▶ **EXERCISE REQUIREMENTS**:
Filter the material, keeping only lines with the word "text".

_ _ _

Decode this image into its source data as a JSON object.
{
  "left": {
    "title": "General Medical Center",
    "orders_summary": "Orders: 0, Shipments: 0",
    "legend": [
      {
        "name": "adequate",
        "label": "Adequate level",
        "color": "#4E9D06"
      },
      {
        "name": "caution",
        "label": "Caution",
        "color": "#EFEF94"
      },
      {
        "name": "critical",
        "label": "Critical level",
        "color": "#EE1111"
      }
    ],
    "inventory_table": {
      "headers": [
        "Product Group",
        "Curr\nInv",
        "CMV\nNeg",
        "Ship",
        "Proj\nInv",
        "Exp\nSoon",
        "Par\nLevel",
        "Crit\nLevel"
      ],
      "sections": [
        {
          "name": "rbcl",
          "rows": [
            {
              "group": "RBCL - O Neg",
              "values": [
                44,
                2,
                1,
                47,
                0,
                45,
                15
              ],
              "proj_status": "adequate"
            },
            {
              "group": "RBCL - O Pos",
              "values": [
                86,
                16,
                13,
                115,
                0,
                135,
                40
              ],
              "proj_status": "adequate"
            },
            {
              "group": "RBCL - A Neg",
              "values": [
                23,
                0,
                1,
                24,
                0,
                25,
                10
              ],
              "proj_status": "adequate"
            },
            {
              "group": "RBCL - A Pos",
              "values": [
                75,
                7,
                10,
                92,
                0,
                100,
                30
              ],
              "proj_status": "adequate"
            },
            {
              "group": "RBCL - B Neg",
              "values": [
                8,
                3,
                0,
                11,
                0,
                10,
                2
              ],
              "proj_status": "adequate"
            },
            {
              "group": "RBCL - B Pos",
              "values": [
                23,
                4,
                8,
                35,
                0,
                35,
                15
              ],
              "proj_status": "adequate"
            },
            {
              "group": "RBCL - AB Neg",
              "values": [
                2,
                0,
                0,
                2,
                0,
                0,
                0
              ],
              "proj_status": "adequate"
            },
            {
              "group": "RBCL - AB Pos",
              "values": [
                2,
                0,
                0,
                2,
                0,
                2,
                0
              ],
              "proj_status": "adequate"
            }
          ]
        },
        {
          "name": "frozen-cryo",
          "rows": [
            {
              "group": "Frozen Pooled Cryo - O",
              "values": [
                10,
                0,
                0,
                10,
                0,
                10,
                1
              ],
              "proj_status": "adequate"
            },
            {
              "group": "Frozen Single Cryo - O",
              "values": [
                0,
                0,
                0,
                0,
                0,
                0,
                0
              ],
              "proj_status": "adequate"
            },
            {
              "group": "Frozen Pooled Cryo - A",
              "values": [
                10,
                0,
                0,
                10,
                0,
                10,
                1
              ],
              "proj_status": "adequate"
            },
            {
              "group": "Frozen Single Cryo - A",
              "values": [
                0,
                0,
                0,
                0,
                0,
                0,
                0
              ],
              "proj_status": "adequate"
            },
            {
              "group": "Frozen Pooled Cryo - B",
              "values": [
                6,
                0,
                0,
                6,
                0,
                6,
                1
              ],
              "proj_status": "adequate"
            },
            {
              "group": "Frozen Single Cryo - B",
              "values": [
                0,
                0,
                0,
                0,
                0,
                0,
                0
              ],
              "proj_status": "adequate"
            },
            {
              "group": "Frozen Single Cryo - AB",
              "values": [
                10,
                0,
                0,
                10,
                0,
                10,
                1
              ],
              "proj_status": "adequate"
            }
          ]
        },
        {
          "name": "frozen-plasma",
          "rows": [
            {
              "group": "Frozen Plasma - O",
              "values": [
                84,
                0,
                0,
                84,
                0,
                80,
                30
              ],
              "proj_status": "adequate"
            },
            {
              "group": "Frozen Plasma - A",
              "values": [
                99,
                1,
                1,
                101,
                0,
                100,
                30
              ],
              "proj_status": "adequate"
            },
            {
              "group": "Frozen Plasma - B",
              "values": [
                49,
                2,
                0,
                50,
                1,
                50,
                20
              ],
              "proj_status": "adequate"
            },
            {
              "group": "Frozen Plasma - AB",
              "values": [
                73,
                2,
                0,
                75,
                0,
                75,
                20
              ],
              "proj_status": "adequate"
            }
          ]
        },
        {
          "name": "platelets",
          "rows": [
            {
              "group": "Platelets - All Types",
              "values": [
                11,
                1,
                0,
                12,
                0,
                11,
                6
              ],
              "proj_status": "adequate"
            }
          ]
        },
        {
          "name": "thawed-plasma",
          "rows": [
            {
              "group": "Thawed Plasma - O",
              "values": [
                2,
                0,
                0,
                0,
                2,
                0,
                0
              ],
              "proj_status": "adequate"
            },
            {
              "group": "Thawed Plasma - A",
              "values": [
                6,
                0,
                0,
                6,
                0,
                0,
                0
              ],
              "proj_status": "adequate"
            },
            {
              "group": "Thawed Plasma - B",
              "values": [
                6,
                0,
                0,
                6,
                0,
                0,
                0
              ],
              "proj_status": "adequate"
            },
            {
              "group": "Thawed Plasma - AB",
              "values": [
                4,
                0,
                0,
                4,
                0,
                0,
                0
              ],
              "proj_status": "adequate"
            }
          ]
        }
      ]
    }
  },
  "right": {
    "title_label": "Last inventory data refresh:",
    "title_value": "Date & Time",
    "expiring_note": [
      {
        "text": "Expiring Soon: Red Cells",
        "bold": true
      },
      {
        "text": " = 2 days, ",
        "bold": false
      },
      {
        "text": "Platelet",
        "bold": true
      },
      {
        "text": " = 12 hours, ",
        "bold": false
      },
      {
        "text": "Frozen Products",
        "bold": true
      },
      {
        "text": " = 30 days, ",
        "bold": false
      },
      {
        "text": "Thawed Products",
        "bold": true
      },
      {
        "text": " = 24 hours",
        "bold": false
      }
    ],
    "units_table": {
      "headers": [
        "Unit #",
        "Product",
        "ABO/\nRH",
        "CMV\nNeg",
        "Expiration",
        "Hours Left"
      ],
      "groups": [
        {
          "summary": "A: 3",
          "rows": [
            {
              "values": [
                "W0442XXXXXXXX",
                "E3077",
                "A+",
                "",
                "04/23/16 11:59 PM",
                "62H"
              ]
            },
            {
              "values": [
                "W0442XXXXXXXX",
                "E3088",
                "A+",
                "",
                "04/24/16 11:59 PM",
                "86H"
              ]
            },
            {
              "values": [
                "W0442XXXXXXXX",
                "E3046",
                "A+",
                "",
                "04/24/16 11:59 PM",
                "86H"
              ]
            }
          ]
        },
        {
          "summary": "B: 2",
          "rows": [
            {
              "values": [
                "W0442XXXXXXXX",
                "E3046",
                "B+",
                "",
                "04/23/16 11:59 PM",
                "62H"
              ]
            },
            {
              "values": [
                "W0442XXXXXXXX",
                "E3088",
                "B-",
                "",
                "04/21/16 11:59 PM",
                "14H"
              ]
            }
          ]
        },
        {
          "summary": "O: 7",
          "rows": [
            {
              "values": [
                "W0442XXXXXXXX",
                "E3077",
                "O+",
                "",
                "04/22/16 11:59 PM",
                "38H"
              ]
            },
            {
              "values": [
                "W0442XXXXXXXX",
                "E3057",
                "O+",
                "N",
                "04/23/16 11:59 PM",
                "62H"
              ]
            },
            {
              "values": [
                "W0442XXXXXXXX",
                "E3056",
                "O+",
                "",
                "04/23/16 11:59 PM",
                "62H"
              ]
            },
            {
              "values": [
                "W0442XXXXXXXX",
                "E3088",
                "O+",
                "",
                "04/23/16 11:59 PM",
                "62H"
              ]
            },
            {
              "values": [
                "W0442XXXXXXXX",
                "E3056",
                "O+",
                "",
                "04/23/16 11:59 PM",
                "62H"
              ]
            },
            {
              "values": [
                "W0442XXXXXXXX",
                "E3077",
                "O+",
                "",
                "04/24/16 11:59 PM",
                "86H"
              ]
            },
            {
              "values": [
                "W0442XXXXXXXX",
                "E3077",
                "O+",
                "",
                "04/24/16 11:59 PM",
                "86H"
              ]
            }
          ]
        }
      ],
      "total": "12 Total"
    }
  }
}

_ _ _

▶ **PROBLEM SOLUTION**:
        "text": "Expiring Soon: Red Cells",
        "text": " = 2 days, ",
        "text": "Platelet",
        "text": " = 12 hours, ",
        "text": "Frozen Products",
        "text": " = 30 days, ",
        "text": "Thawed Products",
        "text": " = 24 hours",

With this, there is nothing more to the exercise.